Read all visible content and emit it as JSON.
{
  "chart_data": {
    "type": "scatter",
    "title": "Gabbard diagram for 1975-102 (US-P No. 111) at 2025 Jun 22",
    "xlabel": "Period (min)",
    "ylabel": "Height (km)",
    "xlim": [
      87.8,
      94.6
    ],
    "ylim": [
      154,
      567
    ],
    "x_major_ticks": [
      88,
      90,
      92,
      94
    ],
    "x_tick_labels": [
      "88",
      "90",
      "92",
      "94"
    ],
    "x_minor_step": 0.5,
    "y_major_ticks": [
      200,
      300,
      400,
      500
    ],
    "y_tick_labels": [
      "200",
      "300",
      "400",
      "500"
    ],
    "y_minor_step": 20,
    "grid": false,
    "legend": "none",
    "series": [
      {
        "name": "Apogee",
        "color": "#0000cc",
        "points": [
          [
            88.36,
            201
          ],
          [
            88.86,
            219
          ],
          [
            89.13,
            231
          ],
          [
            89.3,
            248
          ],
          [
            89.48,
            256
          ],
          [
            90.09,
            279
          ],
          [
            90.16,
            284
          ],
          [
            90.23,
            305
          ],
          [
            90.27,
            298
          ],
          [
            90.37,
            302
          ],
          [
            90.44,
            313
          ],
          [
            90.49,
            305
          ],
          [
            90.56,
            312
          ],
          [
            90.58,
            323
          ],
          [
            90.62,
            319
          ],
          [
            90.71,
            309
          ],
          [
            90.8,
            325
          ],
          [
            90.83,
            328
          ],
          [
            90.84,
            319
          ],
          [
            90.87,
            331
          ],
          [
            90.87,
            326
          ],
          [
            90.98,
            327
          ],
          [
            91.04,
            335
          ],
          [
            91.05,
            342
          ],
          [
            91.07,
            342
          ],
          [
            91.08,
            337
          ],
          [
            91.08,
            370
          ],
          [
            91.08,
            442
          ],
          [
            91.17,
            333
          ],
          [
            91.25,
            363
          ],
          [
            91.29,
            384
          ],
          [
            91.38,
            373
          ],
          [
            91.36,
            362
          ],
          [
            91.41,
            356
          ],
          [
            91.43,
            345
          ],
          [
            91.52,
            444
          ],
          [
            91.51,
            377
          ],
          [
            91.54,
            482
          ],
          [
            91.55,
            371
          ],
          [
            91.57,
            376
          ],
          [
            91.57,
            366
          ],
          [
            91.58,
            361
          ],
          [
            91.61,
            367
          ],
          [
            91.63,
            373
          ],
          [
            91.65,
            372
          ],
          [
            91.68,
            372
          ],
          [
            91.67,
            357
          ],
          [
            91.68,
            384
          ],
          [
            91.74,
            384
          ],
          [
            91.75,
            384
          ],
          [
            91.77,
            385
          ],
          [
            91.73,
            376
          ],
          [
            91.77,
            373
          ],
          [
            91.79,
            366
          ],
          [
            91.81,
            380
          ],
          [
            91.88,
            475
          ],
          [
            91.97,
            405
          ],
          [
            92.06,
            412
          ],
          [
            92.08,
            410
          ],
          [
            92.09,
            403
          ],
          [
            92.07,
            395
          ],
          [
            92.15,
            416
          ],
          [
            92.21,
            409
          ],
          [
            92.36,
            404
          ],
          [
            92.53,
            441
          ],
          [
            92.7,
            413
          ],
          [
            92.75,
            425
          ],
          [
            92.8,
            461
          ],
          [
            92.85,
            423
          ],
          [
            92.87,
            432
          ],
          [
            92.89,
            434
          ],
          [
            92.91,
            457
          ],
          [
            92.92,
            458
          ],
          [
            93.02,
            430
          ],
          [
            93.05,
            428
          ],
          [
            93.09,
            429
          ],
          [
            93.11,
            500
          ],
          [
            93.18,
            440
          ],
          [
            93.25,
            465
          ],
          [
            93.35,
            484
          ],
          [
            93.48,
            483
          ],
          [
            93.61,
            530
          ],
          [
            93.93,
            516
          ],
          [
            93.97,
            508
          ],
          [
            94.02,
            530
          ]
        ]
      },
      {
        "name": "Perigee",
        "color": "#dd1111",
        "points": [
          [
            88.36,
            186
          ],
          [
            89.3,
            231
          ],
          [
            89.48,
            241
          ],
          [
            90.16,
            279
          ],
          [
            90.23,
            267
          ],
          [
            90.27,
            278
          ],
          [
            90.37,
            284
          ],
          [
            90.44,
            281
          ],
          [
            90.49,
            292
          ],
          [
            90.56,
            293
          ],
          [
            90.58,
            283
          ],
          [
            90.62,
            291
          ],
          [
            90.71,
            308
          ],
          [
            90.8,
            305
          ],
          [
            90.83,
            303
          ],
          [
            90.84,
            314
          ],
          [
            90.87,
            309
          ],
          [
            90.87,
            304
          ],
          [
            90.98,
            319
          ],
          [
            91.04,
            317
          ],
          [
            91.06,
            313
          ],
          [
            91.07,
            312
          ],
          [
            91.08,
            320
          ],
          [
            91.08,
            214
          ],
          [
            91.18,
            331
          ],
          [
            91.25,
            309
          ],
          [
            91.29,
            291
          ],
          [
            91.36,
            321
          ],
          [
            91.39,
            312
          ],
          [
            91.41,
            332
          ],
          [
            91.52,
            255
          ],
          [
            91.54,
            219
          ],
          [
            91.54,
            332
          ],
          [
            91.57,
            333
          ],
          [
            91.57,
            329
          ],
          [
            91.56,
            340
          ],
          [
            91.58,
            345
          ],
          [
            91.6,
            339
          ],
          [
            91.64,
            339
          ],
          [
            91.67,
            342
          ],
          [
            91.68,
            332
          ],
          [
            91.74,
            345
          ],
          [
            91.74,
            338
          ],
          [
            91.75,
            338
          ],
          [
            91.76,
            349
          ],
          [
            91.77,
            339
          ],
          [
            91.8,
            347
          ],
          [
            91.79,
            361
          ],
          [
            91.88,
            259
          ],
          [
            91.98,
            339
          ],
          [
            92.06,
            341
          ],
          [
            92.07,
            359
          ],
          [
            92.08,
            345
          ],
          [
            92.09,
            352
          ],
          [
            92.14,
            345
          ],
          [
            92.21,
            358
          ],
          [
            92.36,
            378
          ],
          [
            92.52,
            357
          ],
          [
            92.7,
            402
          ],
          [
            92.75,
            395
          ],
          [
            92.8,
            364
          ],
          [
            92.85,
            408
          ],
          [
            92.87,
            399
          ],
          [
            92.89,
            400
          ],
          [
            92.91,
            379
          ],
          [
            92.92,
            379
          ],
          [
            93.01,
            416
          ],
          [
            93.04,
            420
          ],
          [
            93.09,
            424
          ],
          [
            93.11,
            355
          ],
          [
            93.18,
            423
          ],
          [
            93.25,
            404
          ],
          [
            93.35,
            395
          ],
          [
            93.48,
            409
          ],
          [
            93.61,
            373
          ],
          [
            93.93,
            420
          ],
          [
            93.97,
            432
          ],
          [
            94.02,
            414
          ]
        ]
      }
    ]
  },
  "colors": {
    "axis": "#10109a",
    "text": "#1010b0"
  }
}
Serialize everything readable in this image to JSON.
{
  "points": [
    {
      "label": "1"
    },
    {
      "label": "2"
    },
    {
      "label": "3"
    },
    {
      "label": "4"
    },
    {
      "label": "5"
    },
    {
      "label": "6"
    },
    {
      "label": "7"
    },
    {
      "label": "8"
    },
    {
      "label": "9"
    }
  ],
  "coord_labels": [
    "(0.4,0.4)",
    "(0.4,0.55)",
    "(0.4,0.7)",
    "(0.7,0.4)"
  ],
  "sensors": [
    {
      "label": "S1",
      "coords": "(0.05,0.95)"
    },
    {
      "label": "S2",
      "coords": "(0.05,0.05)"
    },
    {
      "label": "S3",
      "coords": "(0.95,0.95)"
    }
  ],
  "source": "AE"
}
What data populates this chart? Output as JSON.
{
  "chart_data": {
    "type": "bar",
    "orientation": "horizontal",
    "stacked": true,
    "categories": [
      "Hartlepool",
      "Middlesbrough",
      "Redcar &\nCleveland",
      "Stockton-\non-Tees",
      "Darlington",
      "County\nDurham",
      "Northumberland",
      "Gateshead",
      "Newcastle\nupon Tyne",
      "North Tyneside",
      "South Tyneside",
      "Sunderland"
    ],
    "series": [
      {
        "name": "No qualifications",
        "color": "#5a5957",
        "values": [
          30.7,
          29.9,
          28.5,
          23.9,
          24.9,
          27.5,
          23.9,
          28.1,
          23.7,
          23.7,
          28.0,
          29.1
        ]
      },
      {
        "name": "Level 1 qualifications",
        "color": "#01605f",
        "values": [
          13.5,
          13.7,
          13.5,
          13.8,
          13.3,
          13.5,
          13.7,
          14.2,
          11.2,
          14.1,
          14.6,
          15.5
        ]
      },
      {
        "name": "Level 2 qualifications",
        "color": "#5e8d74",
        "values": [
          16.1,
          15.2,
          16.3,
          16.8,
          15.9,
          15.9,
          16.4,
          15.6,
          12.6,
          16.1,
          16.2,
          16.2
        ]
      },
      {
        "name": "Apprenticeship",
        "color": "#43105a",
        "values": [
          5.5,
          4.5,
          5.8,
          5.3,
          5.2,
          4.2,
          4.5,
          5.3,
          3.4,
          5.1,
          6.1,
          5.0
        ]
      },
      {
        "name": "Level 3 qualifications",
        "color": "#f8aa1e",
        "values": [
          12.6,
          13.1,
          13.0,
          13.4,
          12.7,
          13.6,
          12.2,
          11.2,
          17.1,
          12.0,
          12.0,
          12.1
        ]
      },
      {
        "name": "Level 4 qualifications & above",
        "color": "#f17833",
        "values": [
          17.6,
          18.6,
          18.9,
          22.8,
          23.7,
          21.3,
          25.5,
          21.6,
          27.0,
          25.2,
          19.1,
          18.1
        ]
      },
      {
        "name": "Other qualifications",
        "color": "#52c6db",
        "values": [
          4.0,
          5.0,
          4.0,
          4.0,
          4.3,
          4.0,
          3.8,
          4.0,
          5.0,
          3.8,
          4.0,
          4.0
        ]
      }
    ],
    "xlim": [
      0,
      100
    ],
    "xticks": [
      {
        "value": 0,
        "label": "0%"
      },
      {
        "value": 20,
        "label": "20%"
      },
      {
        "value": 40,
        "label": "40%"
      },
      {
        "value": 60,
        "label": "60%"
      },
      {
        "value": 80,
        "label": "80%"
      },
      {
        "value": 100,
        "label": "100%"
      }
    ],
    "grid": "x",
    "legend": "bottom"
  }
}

EXERCISE DIRECTIONS> Scan the material above for the word "JSON". Copy each line where it occurs.

TASK SOLUTION>
Read all visible content and emit it as JSON.
Serialize everything readable in this image to JSON.
What data populates this chart? Output as JSON.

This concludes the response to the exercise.